Records for processing:
****************
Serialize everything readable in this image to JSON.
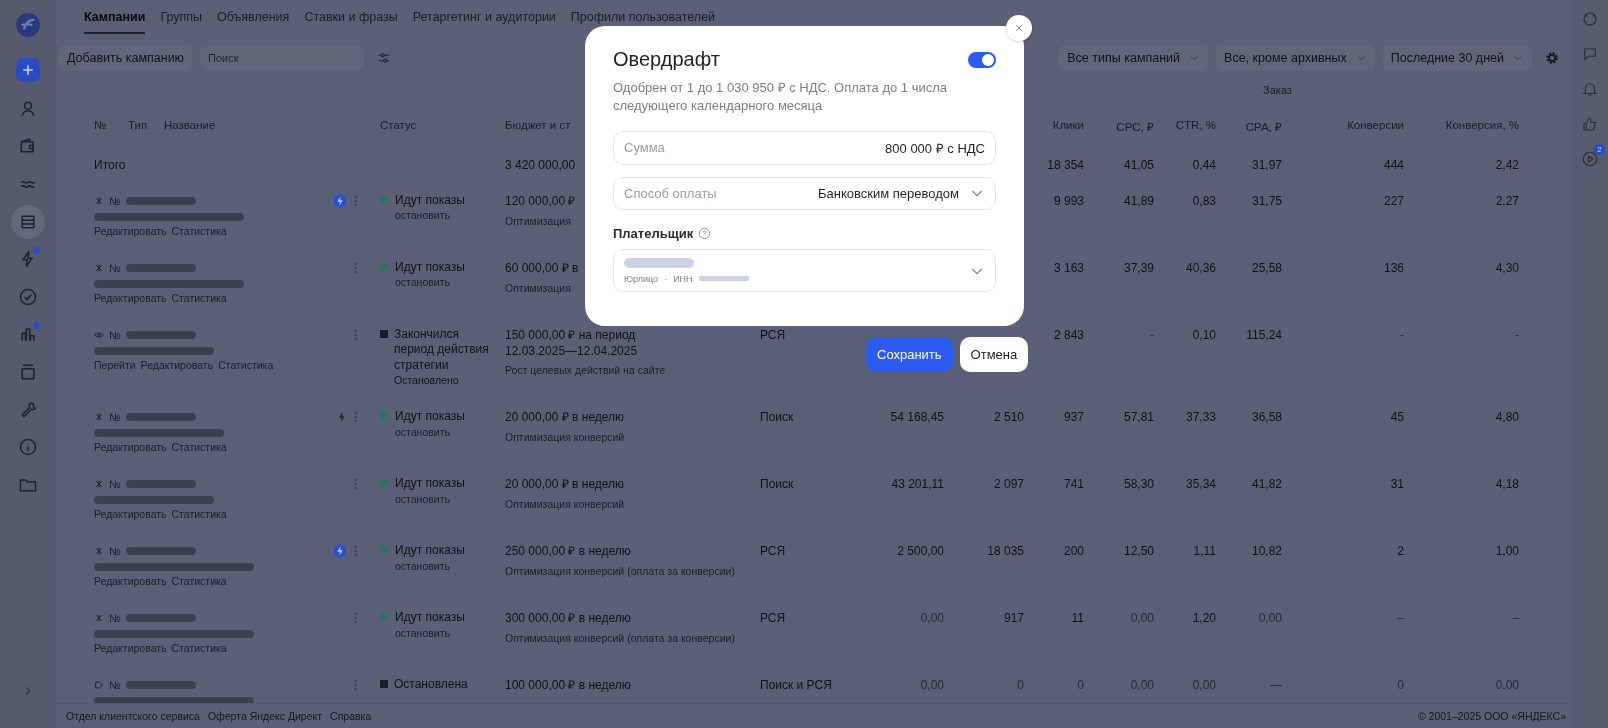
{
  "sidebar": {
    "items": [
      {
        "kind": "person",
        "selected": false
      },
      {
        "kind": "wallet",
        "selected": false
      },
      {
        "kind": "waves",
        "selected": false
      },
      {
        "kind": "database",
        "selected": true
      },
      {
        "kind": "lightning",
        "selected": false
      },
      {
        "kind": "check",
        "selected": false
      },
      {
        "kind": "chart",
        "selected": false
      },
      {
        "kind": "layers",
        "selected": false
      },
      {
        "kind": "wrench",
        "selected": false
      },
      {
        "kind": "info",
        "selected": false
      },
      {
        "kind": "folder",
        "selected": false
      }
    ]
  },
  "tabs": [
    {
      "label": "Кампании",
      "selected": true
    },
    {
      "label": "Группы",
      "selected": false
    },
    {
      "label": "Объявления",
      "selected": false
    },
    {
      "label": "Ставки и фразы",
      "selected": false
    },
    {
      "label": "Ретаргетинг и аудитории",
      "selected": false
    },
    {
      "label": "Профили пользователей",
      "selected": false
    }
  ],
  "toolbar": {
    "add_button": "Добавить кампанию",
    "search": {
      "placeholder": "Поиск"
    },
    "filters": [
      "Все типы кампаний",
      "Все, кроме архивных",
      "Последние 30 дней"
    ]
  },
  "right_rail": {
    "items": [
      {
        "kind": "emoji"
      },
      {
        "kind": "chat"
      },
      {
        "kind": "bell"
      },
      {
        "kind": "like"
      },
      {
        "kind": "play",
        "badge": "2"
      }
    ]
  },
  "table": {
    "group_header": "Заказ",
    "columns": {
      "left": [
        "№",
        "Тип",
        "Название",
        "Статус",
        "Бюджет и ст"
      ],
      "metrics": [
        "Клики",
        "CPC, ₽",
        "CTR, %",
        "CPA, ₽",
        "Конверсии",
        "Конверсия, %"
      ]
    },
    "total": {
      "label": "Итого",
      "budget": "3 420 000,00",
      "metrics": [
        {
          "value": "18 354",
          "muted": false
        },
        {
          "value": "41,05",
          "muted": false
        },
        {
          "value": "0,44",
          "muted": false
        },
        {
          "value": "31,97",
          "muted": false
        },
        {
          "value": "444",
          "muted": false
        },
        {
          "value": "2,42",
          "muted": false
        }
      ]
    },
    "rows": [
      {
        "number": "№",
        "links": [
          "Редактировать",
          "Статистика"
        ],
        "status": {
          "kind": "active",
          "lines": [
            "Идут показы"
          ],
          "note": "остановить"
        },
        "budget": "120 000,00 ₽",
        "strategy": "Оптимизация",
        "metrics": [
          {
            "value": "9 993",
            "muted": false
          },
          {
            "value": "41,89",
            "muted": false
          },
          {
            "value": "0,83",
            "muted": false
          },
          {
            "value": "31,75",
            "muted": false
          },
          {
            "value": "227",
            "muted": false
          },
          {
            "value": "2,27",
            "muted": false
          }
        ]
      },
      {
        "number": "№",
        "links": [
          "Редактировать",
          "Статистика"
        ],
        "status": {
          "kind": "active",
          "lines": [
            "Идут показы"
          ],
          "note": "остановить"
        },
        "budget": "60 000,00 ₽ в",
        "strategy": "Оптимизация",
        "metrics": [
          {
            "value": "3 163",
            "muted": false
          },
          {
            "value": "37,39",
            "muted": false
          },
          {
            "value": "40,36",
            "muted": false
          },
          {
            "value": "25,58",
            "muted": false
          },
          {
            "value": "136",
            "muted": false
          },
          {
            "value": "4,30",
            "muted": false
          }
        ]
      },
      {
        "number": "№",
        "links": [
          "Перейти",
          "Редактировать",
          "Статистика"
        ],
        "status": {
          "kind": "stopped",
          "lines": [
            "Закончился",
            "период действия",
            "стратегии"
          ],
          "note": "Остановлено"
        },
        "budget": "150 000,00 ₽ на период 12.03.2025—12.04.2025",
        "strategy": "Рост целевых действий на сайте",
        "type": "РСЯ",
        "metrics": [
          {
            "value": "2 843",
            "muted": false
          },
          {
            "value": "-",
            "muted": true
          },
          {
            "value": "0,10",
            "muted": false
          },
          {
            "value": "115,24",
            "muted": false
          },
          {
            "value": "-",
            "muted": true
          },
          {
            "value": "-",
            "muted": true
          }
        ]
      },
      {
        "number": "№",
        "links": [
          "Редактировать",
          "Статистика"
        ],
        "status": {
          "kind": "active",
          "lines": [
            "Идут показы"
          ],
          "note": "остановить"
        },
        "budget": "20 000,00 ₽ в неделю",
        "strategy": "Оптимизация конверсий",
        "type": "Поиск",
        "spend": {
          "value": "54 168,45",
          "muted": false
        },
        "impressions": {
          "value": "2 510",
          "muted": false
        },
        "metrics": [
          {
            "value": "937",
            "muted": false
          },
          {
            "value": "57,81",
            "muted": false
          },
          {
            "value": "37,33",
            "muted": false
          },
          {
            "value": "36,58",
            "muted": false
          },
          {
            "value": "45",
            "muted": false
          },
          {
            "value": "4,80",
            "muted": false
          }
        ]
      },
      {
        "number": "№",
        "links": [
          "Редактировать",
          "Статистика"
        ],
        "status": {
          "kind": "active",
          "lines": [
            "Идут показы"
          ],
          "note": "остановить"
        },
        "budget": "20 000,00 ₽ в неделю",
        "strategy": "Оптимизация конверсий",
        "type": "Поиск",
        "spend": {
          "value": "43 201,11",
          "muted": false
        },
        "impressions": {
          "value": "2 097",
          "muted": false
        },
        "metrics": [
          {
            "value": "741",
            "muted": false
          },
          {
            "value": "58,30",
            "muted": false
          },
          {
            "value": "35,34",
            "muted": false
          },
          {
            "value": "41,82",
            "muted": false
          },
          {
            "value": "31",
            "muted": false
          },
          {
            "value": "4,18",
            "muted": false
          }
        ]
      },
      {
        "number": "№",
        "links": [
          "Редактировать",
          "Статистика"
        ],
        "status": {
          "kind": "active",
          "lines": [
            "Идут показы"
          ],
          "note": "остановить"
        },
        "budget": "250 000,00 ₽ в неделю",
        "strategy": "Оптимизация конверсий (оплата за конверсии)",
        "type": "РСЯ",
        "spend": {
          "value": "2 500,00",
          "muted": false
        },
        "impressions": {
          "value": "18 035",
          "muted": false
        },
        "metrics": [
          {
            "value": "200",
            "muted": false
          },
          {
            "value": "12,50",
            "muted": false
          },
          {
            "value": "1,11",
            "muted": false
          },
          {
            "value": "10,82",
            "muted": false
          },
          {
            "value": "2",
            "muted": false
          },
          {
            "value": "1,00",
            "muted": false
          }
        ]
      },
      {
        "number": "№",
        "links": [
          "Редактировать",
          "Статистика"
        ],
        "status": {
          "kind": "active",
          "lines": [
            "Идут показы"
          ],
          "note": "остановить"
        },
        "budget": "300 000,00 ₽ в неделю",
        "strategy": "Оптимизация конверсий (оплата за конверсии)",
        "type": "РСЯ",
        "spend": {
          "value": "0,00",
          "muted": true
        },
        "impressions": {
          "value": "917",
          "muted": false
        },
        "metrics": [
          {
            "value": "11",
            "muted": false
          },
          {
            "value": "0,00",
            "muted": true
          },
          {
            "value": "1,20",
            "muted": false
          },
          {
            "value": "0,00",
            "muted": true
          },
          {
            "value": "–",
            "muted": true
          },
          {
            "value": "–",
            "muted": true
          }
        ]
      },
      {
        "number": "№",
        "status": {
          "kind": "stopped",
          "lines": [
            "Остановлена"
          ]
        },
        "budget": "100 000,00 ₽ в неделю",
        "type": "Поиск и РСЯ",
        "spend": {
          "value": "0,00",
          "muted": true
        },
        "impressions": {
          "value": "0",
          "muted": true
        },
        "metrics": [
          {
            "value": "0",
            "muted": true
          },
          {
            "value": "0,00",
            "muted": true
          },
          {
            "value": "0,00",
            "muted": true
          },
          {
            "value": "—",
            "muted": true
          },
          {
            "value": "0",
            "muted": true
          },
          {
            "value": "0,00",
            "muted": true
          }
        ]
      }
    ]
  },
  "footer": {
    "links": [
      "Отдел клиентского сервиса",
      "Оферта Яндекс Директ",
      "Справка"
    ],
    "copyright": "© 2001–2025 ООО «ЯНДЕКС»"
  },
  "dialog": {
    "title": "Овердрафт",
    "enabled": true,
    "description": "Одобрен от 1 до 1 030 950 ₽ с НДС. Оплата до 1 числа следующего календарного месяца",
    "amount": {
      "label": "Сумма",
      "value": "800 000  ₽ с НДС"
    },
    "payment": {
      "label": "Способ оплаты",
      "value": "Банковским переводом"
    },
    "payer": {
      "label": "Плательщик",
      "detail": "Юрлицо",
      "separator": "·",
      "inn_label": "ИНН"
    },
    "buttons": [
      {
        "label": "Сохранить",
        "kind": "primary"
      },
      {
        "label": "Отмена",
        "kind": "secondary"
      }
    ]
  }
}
****************
Written request:
Each line that contains the string "неделю" counts once; report how many such lines the entries have, giving only the number.

Solved exercise:
5